[Extracted data entries]
## start

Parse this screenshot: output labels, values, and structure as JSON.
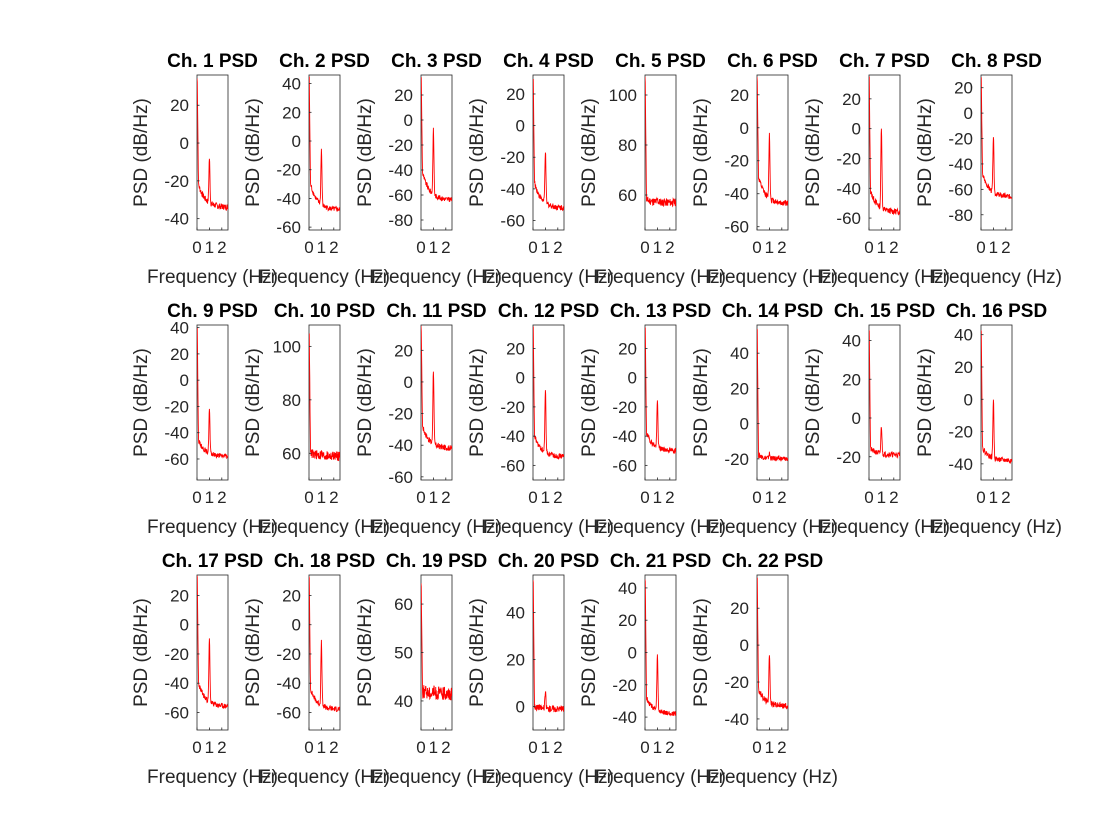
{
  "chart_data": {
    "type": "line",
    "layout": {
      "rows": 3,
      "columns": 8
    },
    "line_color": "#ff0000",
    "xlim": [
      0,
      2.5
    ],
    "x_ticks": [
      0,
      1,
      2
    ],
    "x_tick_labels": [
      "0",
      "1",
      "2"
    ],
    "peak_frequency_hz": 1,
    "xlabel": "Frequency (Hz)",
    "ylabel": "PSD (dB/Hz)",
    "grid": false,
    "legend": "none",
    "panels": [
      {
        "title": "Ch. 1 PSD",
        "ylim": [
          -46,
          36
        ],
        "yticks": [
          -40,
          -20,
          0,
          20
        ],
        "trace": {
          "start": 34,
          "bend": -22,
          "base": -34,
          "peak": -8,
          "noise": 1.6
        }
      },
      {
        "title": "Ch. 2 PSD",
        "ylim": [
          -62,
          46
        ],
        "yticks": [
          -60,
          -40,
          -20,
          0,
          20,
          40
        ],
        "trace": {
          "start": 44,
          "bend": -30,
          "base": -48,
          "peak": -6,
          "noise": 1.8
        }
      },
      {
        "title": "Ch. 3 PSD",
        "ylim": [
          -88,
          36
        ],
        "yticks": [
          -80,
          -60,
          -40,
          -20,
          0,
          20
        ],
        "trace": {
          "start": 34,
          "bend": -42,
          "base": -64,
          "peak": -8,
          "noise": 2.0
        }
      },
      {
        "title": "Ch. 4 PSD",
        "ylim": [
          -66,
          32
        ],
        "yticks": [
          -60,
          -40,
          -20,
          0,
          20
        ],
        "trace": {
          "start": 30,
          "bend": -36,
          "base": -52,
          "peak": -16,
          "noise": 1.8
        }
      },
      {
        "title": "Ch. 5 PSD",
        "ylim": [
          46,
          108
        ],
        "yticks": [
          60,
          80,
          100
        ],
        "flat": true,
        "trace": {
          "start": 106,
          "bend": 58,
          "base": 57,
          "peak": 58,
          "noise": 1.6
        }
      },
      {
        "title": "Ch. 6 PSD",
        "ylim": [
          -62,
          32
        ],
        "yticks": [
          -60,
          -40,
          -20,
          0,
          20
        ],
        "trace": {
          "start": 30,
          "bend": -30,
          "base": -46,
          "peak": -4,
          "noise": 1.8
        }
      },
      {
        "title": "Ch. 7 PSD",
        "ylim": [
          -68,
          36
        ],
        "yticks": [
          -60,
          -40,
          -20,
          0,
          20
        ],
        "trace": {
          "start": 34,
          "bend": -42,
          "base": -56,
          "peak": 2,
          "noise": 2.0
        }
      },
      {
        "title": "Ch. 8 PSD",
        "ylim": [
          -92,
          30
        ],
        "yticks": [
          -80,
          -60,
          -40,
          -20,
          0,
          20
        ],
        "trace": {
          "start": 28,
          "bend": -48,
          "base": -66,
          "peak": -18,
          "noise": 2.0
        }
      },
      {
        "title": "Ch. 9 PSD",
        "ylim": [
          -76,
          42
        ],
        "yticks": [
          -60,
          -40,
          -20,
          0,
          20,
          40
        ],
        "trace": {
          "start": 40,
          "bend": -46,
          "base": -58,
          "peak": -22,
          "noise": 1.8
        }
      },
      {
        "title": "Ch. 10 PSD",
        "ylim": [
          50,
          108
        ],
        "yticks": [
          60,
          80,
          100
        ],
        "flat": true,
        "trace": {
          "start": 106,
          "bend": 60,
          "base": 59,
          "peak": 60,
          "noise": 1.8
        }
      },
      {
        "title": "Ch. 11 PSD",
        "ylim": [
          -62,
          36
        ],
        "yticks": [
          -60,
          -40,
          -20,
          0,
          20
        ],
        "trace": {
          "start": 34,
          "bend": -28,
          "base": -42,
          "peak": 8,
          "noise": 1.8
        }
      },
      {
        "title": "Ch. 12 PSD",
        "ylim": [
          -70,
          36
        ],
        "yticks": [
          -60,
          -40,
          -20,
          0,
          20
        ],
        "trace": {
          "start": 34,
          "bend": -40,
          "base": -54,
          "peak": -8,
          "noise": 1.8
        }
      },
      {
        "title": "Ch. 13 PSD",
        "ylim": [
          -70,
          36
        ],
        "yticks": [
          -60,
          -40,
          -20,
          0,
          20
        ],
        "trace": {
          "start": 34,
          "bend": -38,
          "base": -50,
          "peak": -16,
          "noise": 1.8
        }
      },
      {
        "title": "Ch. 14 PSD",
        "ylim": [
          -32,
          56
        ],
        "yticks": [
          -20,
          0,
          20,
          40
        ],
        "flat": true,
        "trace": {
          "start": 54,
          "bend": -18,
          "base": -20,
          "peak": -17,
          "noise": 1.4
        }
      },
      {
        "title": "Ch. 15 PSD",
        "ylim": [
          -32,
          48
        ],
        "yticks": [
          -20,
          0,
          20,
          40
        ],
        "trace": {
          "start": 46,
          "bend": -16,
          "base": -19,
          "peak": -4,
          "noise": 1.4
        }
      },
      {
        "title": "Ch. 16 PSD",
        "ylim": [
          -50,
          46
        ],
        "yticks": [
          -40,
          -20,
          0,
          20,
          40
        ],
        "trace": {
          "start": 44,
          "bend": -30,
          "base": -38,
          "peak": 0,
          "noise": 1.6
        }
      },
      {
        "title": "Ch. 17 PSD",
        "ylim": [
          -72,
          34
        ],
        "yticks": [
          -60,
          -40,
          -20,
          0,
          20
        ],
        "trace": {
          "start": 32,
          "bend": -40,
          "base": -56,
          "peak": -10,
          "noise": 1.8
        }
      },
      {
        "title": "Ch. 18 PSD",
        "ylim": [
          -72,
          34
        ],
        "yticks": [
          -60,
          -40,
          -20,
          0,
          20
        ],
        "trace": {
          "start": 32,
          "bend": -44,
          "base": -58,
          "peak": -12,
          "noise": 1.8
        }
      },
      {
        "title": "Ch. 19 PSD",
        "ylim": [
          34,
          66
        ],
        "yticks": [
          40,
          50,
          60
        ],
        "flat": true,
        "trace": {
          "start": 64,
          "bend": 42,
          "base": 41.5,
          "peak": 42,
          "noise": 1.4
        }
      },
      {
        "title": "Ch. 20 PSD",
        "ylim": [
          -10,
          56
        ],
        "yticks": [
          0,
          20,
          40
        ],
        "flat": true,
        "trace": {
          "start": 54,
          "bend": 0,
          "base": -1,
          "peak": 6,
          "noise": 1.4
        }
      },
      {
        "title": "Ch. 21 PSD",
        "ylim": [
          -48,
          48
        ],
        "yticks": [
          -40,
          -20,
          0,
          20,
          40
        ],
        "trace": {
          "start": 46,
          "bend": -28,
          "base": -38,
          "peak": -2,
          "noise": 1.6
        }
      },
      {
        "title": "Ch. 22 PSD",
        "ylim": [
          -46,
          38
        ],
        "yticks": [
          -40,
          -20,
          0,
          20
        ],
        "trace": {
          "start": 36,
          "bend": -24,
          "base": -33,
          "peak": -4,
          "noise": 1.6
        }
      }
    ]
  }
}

## end
## start

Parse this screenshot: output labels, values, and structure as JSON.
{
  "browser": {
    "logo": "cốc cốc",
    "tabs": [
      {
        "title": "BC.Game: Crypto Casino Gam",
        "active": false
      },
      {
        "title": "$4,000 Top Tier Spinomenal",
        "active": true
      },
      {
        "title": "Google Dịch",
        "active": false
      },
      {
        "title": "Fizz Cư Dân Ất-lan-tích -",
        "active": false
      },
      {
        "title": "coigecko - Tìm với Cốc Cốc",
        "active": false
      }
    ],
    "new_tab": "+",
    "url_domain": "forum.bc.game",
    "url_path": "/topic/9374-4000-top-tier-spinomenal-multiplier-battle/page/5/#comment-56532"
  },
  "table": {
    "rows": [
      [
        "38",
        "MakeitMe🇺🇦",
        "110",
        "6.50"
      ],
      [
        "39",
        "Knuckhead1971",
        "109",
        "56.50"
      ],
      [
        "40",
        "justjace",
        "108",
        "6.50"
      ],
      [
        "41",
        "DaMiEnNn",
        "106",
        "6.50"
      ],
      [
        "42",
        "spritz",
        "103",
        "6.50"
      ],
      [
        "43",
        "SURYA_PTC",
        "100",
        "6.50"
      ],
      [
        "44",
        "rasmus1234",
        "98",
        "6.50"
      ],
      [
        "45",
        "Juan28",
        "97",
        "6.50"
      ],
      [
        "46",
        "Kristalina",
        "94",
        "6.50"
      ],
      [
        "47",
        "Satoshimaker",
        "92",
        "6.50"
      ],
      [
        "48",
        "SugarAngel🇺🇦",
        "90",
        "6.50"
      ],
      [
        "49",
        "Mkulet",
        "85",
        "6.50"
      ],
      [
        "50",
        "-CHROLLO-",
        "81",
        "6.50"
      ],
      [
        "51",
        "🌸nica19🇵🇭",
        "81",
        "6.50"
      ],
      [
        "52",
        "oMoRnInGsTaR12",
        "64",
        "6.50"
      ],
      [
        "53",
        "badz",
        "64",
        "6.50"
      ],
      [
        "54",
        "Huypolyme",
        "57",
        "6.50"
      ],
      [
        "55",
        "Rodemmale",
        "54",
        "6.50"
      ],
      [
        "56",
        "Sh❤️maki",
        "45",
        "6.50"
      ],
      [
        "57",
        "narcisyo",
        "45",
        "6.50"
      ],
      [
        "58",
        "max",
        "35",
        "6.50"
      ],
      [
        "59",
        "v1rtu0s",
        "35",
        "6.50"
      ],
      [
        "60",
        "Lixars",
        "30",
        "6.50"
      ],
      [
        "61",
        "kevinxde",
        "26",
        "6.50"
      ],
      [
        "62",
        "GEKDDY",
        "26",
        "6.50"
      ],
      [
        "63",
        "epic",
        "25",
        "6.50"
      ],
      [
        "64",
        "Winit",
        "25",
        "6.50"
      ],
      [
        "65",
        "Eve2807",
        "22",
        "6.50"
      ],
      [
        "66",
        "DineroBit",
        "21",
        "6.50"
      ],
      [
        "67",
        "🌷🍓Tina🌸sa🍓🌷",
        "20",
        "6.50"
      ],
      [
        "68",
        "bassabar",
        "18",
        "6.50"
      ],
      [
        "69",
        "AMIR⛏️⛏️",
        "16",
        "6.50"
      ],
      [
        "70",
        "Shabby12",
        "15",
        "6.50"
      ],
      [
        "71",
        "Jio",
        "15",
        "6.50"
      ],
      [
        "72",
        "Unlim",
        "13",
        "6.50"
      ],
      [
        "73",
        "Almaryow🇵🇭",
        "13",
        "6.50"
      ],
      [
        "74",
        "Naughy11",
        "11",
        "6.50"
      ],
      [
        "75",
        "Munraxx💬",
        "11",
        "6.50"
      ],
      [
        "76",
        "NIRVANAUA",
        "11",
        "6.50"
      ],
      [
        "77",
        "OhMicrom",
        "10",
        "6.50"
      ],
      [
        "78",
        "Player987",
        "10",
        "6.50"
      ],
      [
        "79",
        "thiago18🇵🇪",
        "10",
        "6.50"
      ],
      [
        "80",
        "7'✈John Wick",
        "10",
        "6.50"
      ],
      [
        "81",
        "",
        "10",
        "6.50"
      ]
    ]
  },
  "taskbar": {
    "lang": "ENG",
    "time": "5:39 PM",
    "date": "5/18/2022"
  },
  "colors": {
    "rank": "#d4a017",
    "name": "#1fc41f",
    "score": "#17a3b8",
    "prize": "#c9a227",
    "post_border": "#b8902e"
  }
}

## end
## start

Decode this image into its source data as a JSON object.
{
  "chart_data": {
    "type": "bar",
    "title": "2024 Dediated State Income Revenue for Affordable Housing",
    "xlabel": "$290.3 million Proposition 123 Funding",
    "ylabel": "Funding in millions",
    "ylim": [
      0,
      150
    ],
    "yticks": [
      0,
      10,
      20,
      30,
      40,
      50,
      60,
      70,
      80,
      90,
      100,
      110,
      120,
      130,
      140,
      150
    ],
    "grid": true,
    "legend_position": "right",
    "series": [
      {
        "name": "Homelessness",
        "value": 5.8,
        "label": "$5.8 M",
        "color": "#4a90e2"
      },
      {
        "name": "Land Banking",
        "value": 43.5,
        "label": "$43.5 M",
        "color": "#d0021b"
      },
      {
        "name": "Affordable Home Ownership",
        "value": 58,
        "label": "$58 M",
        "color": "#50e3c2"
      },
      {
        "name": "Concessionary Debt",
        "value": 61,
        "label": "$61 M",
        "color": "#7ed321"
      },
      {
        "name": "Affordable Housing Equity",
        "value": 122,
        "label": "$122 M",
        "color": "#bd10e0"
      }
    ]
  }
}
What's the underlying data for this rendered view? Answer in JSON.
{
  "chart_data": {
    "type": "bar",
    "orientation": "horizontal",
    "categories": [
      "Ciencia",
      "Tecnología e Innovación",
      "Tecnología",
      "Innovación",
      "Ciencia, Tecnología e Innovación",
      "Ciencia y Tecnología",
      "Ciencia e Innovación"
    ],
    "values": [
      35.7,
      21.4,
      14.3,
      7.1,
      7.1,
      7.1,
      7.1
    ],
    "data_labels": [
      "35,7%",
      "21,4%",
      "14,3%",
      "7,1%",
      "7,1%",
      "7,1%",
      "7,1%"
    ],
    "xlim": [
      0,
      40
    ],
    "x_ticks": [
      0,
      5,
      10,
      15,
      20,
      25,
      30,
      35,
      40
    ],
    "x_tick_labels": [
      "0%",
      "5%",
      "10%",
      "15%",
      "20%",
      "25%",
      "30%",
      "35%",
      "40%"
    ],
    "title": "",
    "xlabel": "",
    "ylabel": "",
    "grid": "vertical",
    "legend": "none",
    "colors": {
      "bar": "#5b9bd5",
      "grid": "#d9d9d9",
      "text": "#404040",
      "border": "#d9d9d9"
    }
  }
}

## end

Instruction: Which lines hold the string "xlabel"? Copy all of them from the data above.

Written solution:
    "xlabel": "Frequency (Hz)",
    "xlabel": "$290.3 million Proposition 123 Funding",
    "xlabel": "",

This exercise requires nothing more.